**EXERCISE DETAILS**
Extract all lines that hold the string "name".

** Start of ENTRIES SHOWN **

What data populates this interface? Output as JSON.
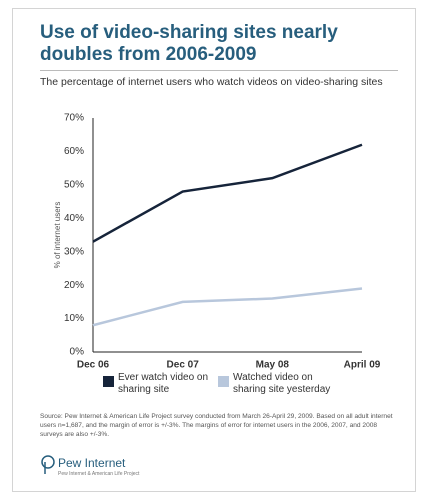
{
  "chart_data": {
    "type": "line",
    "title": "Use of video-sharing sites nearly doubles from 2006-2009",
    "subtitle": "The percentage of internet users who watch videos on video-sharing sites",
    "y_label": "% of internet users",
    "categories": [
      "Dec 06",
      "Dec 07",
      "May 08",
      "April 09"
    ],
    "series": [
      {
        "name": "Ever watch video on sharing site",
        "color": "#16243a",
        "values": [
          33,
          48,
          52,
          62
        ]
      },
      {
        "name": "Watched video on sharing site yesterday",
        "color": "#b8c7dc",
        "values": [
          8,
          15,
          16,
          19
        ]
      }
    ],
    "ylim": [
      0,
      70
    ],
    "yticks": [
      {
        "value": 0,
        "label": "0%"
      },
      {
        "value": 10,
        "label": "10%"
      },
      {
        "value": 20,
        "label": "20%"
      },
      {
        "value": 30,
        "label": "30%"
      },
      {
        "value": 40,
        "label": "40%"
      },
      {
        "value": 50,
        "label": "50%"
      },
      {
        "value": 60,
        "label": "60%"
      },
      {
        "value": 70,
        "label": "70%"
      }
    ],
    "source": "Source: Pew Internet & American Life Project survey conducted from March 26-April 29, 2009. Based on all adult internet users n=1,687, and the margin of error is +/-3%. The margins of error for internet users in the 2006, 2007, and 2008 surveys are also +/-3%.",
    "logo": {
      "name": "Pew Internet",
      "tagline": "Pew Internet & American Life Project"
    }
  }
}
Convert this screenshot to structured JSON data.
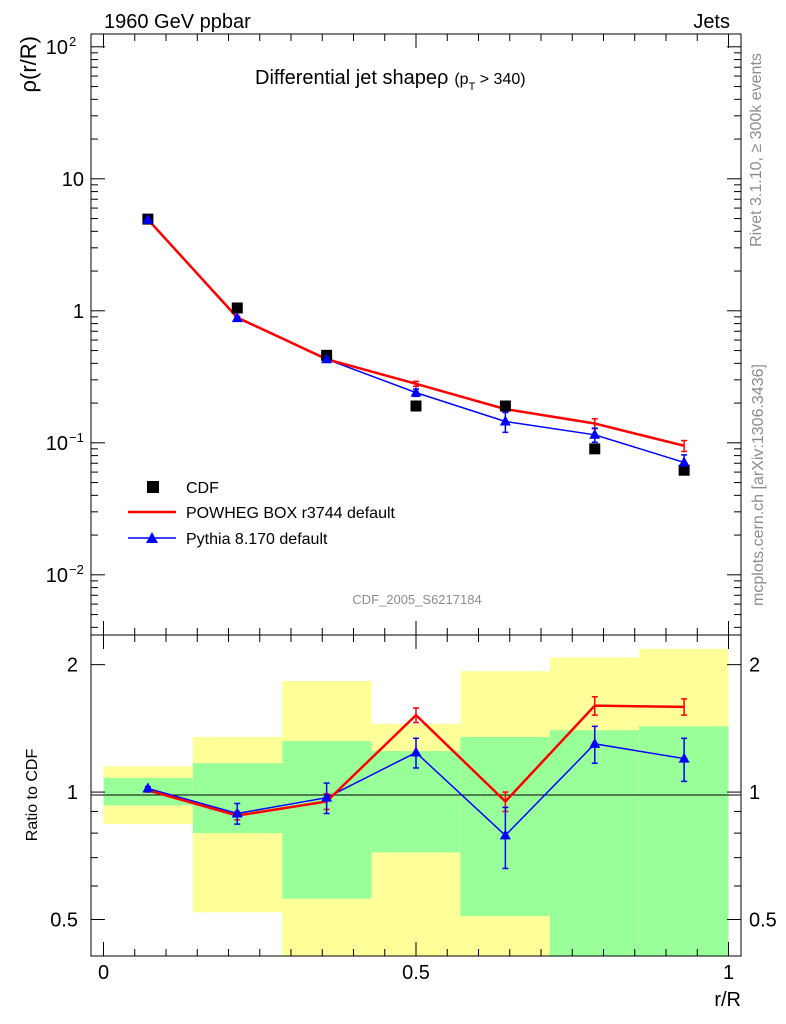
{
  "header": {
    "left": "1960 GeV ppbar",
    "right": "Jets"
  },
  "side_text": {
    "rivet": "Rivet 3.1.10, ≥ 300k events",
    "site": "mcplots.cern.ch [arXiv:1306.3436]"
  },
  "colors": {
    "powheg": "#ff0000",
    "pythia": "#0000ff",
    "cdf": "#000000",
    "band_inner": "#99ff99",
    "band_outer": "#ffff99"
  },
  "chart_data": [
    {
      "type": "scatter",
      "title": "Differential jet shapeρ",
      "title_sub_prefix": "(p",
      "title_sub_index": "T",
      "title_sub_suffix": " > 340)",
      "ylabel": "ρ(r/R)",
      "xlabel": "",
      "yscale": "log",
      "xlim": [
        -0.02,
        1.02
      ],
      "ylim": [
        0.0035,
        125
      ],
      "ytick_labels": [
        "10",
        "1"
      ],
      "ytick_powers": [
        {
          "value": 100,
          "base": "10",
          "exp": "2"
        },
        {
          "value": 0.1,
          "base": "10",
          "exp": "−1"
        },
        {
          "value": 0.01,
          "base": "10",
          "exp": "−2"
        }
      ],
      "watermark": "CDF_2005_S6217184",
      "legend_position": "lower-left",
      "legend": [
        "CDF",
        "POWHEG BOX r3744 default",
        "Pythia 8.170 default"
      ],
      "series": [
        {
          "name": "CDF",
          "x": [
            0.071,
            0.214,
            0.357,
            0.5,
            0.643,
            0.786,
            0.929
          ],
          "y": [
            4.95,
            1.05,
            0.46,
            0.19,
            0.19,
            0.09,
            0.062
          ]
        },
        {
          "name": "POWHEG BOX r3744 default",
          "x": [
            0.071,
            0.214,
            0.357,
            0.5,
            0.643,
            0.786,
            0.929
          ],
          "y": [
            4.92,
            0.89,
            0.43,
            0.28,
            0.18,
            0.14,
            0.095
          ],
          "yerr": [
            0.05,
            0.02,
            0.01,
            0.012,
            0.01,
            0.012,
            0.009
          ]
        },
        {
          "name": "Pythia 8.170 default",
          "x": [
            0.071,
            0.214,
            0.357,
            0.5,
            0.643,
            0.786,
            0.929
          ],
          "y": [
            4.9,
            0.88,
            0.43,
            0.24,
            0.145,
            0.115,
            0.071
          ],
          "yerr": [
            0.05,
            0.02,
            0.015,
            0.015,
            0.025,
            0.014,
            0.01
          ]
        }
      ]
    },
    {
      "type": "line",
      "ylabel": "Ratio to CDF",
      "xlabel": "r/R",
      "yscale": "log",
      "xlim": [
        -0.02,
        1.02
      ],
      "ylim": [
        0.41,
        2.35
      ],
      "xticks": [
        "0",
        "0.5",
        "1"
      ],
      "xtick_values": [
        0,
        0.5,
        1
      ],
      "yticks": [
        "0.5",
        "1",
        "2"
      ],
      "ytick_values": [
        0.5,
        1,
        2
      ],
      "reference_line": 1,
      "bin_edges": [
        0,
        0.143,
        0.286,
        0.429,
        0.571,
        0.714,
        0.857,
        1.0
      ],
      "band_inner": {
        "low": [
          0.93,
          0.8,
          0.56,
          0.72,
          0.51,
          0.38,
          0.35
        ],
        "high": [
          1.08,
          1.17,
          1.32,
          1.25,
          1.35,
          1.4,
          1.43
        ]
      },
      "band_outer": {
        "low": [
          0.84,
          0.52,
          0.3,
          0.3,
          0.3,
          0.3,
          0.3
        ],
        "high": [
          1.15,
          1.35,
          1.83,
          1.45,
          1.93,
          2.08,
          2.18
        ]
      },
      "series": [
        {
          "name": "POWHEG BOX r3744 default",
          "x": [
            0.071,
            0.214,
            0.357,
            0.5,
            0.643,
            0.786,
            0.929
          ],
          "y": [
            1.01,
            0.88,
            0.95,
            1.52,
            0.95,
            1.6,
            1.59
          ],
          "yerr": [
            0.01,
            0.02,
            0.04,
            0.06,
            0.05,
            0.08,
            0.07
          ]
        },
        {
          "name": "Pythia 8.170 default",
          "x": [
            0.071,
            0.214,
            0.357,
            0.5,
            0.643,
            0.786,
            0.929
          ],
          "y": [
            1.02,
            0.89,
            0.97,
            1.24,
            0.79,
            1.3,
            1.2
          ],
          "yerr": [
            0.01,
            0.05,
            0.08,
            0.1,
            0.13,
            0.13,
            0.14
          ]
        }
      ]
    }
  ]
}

** End of ENTRIES SHOWN **

**EXERCISE RESULT**
        "name": "Ever watch video on sharing site",
        "name": "Watched video on sharing site yesterday",
      "name": "Pew Internet",
          "name": "CDF",
          "name": "POWHEG BOX r3744 default",
          "name": "Pythia 8.170 default",
          "name": "POWHEG BOX r3744 default",
          "name": "Pythia 8.170 default",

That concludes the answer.